= Task input =
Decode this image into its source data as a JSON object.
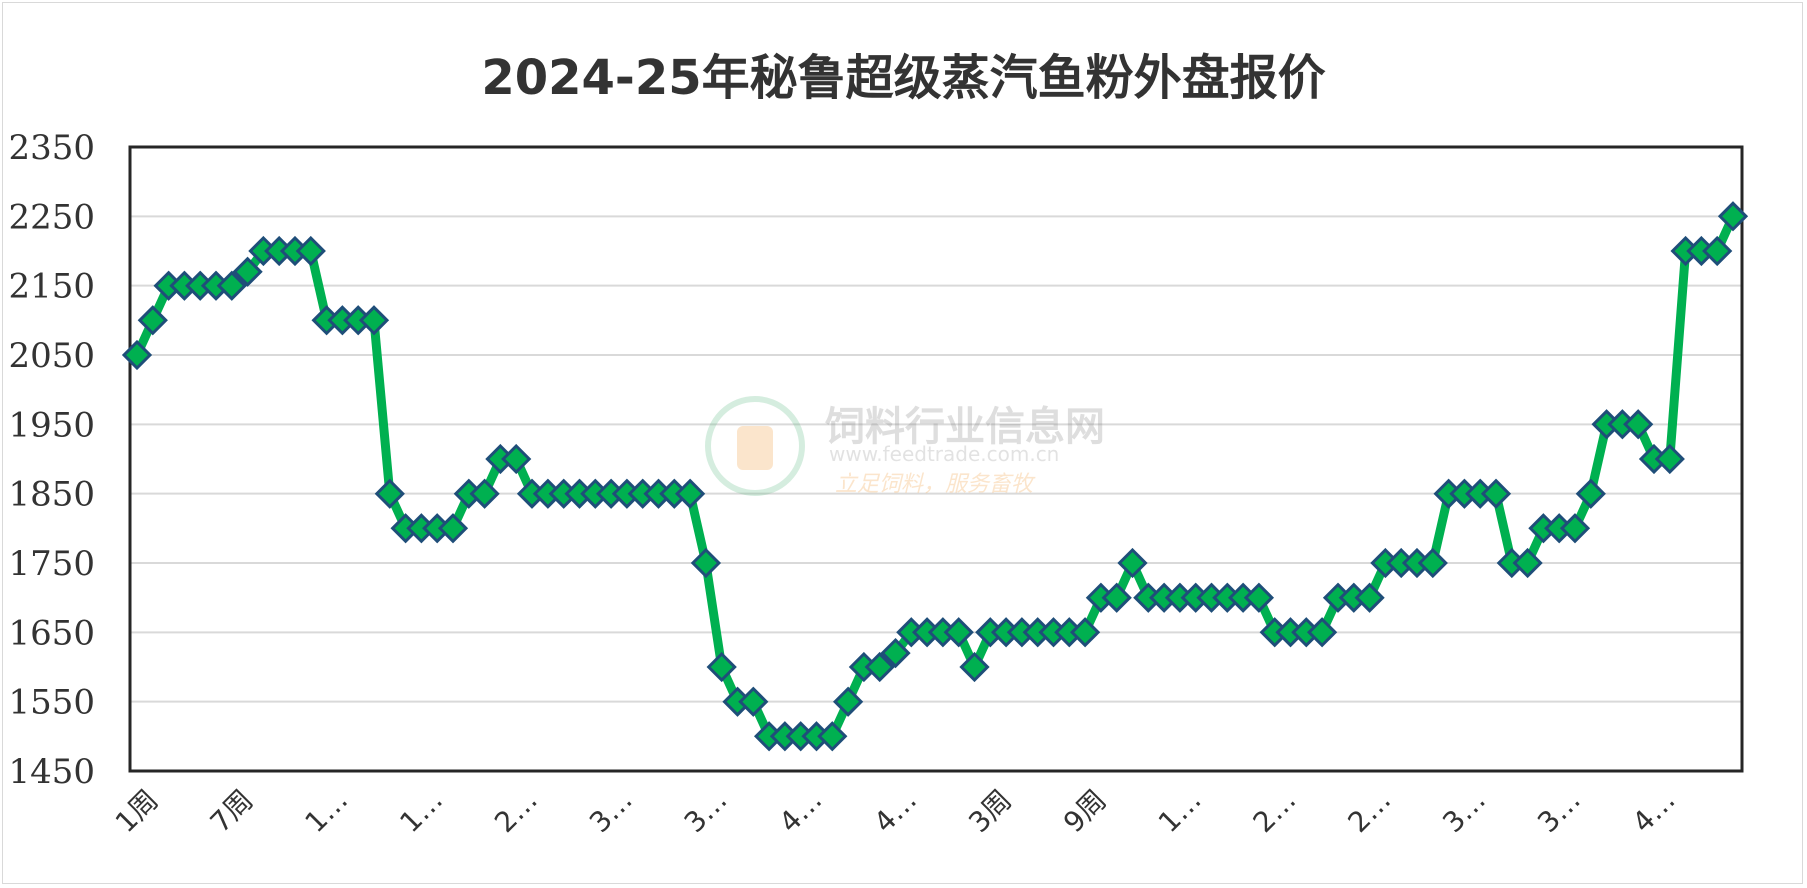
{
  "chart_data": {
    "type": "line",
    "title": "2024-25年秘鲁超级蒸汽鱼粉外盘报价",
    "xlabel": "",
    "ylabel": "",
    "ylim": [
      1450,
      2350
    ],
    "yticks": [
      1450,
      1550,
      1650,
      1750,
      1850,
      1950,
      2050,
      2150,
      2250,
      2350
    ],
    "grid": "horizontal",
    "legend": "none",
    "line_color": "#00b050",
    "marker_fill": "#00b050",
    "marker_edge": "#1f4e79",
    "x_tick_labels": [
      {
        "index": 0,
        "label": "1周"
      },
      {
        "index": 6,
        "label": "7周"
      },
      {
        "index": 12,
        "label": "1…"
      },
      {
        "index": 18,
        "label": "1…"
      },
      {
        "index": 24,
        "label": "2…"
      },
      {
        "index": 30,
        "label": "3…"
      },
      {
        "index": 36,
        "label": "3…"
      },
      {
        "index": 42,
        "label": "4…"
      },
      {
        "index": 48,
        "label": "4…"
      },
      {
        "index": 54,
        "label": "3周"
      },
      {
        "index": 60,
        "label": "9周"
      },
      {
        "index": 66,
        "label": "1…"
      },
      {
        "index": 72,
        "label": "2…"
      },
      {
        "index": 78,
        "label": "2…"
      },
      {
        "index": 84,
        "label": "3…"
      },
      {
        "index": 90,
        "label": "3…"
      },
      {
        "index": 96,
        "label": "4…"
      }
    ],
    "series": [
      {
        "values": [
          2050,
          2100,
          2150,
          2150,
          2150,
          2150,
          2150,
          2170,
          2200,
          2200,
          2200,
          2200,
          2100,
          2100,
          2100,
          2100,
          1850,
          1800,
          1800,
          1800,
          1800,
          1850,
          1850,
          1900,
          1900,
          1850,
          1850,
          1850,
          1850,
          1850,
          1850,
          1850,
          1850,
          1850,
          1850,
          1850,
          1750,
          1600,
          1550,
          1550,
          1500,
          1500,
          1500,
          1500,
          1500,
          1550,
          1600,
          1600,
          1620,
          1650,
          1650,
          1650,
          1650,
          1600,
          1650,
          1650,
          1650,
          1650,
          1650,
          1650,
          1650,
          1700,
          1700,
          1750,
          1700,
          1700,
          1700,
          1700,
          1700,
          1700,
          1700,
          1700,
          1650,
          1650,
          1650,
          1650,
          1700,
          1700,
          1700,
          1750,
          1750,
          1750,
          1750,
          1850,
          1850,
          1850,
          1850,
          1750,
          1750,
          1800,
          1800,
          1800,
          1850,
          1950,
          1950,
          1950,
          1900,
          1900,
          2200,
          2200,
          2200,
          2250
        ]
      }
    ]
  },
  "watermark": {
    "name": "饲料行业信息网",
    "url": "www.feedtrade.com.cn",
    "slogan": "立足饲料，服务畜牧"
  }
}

= What is required =
Every record above should be transcribed exactly; the pictures stay out of the copy.

= Answer to the problem =
Decode this image into its source data as a JSON object.
{
  "chart_data": {
    "type": "line",
    "title": "2024-25年秘鲁超级蒸汽鱼粉外盘报价",
    "xlabel": "",
    "ylabel": "",
    "ylim": [
      1450,
      2350
    ],
    "yticks": [
      1450,
      1550,
      1650,
      1750,
      1850,
      1950,
      2050,
      2150,
      2250,
      2350
    ],
    "grid": "horizontal",
    "legend": "none",
    "line_color": "#00b050",
    "marker_fill": "#00b050",
    "marker_edge": "#1f4e79",
    "x_tick_labels": [
      {
        "index": 0,
        "label": "1周"
      },
      {
        "index": 6,
        "label": "7周"
      },
      {
        "index": 12,
        "label": "1…"
      },
      {
        "index": 18,
        "label": "1…"
      },
      {
        "index": 24,
        "label": "2…"
      },
      {
        "index": 30,
        "label": "3…"
      },
      {
        "index": 36,
        "label": "3…"
      },
      {
        "index": 42,
        "label": "4…"
      },
      {
        "index": 48,
        "label": "4…"
      },
      {
        "index": 54,
        "label": "3周"
      },
      {
        "index": 60,
        "label": "9周"
      },
      {
        "index": 66,
        "label": "1…"
      },
      {
        "index": 72,
        "label": "2…"
      },
      {
        "index": 78,
        "label": "2…"
      },
      {
        "index": 84,
        "label": "3…"
      },
      {
        "index": 90,
        "label": "3…"
      },
      {
        "index": 96,
        "label": "4…"
      }
    ],
    "series": [
      {
        "values": [
          2050,
          2100,
          2150,
          2150,
          2150,
          2150,
          2150,
          2170,
          2200,
          2200,
          2200,
          2200,
          2100,
          2100,
          2100,
          2100,
          1850,
          1800,
          1800,
          1800,
          1800,
          1850,
          1850,
          1900,
          1900,
          1850,
          1850,
          1850,
          1850,
          1850,
          1850,
          1850,
          1850,
          1850,
          1850,
          1850,
          1750,
          1600,
          1550,
          1550,
          1500,
          1500,
          1500,
          1500,
          1500,
          1550,
          1600,
          1600,
          1620,
          1650,
          1650,
          1650,
          1650,
          1600,
          1650,
          1650,
          1650,
          1650,
          1650,
          1650,
          1650,
          1700,
          1700,
          1750,
          1700,
          1700,
          1700,
          1700,
          1700,
          1700,
          1700,
          1700,
          1650,
          1650,
          1650,
          1650,
          1700,
          1700,
          1700,
          1750,
          1750,
          1750,
          1750,
          1850,
          1850,
          1850,
          1850,
          1750,
          1750,
          1800,
          1800,
          1800,
          1850,
          1950,
          1950,
          1950,
          1900,
          1900,
          2200,
          2200,
          2200,
          2250
        ]
      }
    ]
  },
  "watermark": {
    "name": "饲料行业信息网",
    "url": "www.feedtrade.com.cn",
    "slogan": "立足饲料，服务畜牧"
  }
}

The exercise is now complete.